Find how many lines hold the word "Remorque". Give only the number.

Recorded data
>>>>>

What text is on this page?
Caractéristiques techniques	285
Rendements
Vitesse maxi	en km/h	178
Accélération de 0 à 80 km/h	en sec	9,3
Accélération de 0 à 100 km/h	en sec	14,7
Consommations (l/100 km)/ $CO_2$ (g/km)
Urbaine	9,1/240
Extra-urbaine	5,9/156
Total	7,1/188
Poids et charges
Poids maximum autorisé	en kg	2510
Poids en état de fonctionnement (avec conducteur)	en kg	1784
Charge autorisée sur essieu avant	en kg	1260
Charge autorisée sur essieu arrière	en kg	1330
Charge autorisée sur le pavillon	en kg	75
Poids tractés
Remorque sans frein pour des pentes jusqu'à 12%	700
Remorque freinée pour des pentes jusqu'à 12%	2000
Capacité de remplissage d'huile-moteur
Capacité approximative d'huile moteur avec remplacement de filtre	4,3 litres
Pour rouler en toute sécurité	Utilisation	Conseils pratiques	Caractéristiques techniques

<<<<<

• _Written answer_:
2